— Provided records —
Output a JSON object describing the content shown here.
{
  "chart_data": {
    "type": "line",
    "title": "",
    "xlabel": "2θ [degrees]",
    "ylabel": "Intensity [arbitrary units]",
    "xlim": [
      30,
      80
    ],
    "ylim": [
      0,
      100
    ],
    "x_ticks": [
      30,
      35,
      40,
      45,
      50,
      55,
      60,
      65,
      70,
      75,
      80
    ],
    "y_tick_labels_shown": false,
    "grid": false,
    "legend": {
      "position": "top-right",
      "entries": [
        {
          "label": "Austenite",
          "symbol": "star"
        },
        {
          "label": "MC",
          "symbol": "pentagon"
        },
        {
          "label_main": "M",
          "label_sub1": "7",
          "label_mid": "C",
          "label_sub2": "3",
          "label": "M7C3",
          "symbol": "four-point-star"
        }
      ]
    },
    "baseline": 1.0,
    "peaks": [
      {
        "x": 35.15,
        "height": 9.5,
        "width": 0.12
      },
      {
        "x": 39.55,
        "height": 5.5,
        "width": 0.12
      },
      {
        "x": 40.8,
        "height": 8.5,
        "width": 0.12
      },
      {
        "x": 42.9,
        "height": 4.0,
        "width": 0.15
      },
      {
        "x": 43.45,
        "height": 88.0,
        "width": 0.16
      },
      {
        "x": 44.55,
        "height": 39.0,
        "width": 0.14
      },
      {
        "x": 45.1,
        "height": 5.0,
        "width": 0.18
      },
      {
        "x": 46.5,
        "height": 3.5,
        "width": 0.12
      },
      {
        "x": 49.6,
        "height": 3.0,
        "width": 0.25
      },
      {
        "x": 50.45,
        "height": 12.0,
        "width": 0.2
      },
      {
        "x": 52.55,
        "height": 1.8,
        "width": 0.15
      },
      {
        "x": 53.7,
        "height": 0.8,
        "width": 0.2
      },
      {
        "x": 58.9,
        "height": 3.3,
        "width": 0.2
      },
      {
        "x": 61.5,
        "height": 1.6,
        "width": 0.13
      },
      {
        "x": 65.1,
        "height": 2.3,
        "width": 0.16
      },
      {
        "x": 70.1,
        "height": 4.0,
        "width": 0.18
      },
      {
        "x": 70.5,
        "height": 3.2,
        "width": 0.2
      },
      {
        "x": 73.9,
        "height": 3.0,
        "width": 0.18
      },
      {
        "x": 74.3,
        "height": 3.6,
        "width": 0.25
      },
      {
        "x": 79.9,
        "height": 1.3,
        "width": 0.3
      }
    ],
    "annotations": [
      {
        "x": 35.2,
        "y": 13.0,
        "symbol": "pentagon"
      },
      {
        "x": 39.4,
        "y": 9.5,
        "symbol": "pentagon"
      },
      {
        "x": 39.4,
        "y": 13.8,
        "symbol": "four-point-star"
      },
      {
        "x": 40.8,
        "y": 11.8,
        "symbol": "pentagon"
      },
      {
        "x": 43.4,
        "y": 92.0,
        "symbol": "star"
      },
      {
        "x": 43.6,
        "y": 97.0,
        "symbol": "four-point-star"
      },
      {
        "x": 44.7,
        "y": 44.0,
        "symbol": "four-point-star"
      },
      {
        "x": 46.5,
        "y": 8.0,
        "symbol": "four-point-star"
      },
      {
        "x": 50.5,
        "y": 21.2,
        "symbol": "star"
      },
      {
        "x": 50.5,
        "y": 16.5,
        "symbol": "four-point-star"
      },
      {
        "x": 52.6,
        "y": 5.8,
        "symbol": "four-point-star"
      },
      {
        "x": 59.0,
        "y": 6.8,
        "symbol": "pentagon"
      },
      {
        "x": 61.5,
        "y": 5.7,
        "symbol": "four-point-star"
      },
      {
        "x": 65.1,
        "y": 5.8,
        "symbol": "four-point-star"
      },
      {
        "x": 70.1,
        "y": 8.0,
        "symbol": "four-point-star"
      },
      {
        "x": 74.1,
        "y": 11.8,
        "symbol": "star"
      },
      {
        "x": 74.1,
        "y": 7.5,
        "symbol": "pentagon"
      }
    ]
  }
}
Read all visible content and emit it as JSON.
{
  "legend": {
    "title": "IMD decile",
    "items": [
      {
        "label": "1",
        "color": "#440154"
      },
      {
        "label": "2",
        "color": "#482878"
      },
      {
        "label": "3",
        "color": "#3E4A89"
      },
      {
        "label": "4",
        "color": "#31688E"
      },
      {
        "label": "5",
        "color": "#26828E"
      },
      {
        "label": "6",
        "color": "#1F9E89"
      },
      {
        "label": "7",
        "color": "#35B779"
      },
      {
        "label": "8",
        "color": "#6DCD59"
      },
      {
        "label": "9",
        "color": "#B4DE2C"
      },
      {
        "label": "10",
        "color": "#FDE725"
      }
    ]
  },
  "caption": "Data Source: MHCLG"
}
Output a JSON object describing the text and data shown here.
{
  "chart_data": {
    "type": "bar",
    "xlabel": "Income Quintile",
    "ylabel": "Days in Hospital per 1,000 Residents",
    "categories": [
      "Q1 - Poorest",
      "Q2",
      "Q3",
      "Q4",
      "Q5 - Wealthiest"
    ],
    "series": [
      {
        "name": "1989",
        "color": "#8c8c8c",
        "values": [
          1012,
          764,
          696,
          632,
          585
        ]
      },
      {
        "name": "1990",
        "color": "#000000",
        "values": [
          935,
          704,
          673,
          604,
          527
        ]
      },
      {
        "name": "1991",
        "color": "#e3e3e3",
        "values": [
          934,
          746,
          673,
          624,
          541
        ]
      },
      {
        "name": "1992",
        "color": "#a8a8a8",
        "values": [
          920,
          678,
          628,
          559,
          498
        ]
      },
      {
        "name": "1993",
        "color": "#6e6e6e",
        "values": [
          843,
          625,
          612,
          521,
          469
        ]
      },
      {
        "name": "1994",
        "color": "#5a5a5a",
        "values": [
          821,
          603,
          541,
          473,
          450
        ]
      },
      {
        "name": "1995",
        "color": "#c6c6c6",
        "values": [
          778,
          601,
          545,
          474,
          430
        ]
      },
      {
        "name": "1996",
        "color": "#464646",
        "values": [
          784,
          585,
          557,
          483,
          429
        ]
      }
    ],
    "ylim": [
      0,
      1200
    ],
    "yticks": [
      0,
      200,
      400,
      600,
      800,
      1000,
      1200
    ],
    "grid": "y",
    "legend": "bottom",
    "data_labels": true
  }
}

— Given exercise —
Recopy the entries above in their entirety, exactly.

— Answer to this problem —
Output a JSON object describing the content shown here.
{
  "chart_data": {
    "type": "line",
    "title": "",
    "xlabel": "2θ [degrees]",
    "ylabel": "Intensity [arbitrary units]",
    "xlim": [
      30,
      80
    ],
    "ylim": [
      0,
      100
    ],
    "x_ticks": [
      30,
      35,
      40,
      45,
      50,
      55,
      60,
      65,
      70,
      75,
      80
    ],
    "y_tick_labels_shown": false,
    "grid": false,
    "legend": {
      "position": "top-right",
      "entries": [
        {
          "label": "Austenite",
          "symbol": "star"
        },
        {
          "label": "MC",
          "symbol": "pentagon"
        },
        {
          "label_main": "M",
          "label_sub1": "7",
          "label_mid": "C",
          "label_sub2": "3",
          "label": "M7C3",
          "symbol": "four-point-star"
        }
      ]
    },
    "baseline": 1.0,
    "peaks": [
      {
        "x": 35.15,
        "height": 9.5,
        "width": 0.12
      },
      {
        "x": 39.55,
        "height": 5.5,
        "width": 0.12
      },
      {
        "x": 40.8,
        "height": 8.5,
        "width": 0.12
      },
      {
        "x": 42.9,
        "height": 4.0,
        "width": 0.15
      },
      {
        "x": 43.45,
        "height": 88.0,
        "width": 0.16
      },
      {
        "x": 44.55,
        "height": 39.0,
        "width": 0.14
      },
      {
        "x": 45.1,
        "height": 5.0,
        "width": 0.18
      },
      {
        "x": 46.5,
        "height": 3.5,
        "width": 0.12
      },
      {
        "x": 49.6,
        "height": 3.0,
        "width": 0.25
      },
      {
        "x": 50.45,
        "height": 12.0,
        "width": 0.2
      },
      {
        "x": 52.55,
        "height": 1.8,
        "width": 0.15
      },
      {
        "x": 53.7,
        "height": 0.8,
        "width": 0.2
      },
      {
        "x": 58.9,
        "height": 3.3,
        "width": 0.2
      },
      {
        "x": 61.5,
        "height": 1.6,
        "width": 0.13
      },
      {
        "x": 65.1,
        "height": 2.3,
        "width": 0.16
      },
      {
        "x": 70.1,
        "height": 4.0,
        "width": 0.18
      },
      {
        "x": 70.5,
        "height": 3.2,
        "width": 0.2
      },
      {
        "x": 73.9,
        "height": 3.0,
        "width": 0.18
      },
      {
        "x": 74.3,
        "height": 3.6,
        "width": 0.25
      },
      {
        "x": 79.9,
        "height": 1.3,
        "width": 0.3
      }
    ],
    "annotations": [
      {
        "x": 35.2,
        "y": 13.0,
        "symbol": "pentagon"
      },
      {
        "x": 39.4,
        "y": 9.5,
        "symbol": "pentagon"
      },
      {
        "x": 39.4,
        "y": 13.8,
        "symbol": "four-point-star"
      },
      {
        "x": 40.8,
        "y": 11.8,
        "symbol": "pentagon"
      },
      {
        "x": 43.4,
        "y": 92.0,
        "symbol": "star"
      },
      {
        "x": 43.6,
        "y": 97.0,
        "symbol": "four-point-star"
      },
      {
        "x": 44.7,
        "y": 44.0,
        "symbol": "four-point-star"
      },
      {
        "x": 46.5,
        "y": 8.0,
        "symbol": "four-point-star"
      },
      {
        "x": 50.5,
        "y": 21.2,
        "symbol": "star"
      },
      {
        "x": 50.5,
        "y": 16.5,
        "symbol": "four-point-star"
      },
      {
        "x": 52.6,
        "y": 5.8,
        "symbol": "four-point-star"
      },
      {
        "x": 59.0,
        "y": 6.8,
        "symbol": "pentagon"
      },
      {
        "x": 61.5,
        "y": 5.7,
        "symbol": "four-point-star"
      },
      {
        "x": 65.1,
        "y": 5.8,
        "symbol": "four-point-star"
      },
      {
        "x": 70.1,
        "y": 8.0,
        "symbol": "four-point-star"
      },
      {
        "x": 74.1,
        "y": 11.8,
        "symbol": "star"
      },
      {
        "x": 74.1,
        "y": 7.5,
        "symbol": "pentagon"
      }
    ]
  }
}
Read all visible content and emit it as JSON.
{
  "legend": {
    "title": "IMD decile",
    "items": [
      {
        "label": "1",
        "color": "#440154"
      },
      {
        "label": "2",
        "color": "#482878"
      },
      {
        "label": "3",
        "color": "#3E4A89"
      },
      {
        "label": "4",
        "color": "#31688E"
      },
      {
        "label": "5",
        "color": "#26828E"
      },
      {
        "label": "6",
        "color": "#1F9E89"
      },
      {
        "label": "7",
        "color": "#35B779"
      },
      {
        "label": "8",
        "color": "#6DCD59"
      },
      {
        "label": "9",
        "color": "#B4DE2C"
      },
      {
        "label": "10",
        "color": "#FDE725"
      }
    ]
  },
  "caption": "Data Source: MHCLG"
}
Output a JSON object describing the text and data shown here.
{
  "chart_data": {
    "type": "bar",
    "xlabel": "Income Quintile",
    "ylabel": "Days in Hospital per 1,000 Residents",
    "categories": [
      "Q1 - Poorest",
      "Q2",
      "Q3",
      "Q4",
      "Q5 - Wealthiest"
    ],
    "series": [
      {
        "name": "1989",
        "color": "#8c8c8c",
        "values": [
          1012,
          764,
          696,
          632,
          585
        ]
      },
      {
        "name": "1990",
        "color": "#000000",
        "values": [
          935,
          704,
          673,
          604,
          527
        ]
      },
      {
        "name": "1991",
        "color": "#e3e3e3",
        "values": [
          934,
          746,
          673,
          624,
          541
        ]
      },
      {
        "name": "1992",
        "color": "#a8a8a8",
        "values": [
          920,
          678,
          628,
          559,
          498
        ]
      },
      {
        "name": "1993",
        "color": "#6e6e6e",
        "values": [
          843,
          625,
          612,
          521,
          469
        ]
      },
      {
        "name": "1994",
        "color": "#5a5a5a",
        "values": [
          821,
          603,
          541,
          473,
          450
        ]
      },
      {
        "name": "1995",
        "color": "#c6c6c6",
        "values": [
          778,
          601,
          545,
          474,
          430
        ]
      },
      {
        "name": "1996",
        "color": "#464646",
        "values": [
          784,
          585,
          557,
          483,
          429
        ]
      }
    ],
    "ylim": [
      0,
      1200
    ],
    "yticks": [
      0,
      200,
      400,
      600,
      800,
      1000,
      1200
    ],
    "grid": "y",
    "legend": "bottom",
    "data_labels": true
  }
}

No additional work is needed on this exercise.